What is being asked:
Print every line of the listing exactly, please.
____ Material for the task
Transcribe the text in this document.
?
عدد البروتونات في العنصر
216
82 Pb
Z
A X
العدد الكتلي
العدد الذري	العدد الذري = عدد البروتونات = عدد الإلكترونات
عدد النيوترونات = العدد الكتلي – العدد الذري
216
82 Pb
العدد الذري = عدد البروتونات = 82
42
________
Final result:
Transcribe the text in this document.
?
عدد البروتونات في العنصر
216
82 Pb
Z
A X
العدد الكتلي
العدد الذري	العدد الذري = عدد البروتونات = عدد الإلكترونات
عدد النيوترونات = العدد الكتلي – العدد الذري
216
82 Pb
العدد الذري = عدد البروتونات = 82
42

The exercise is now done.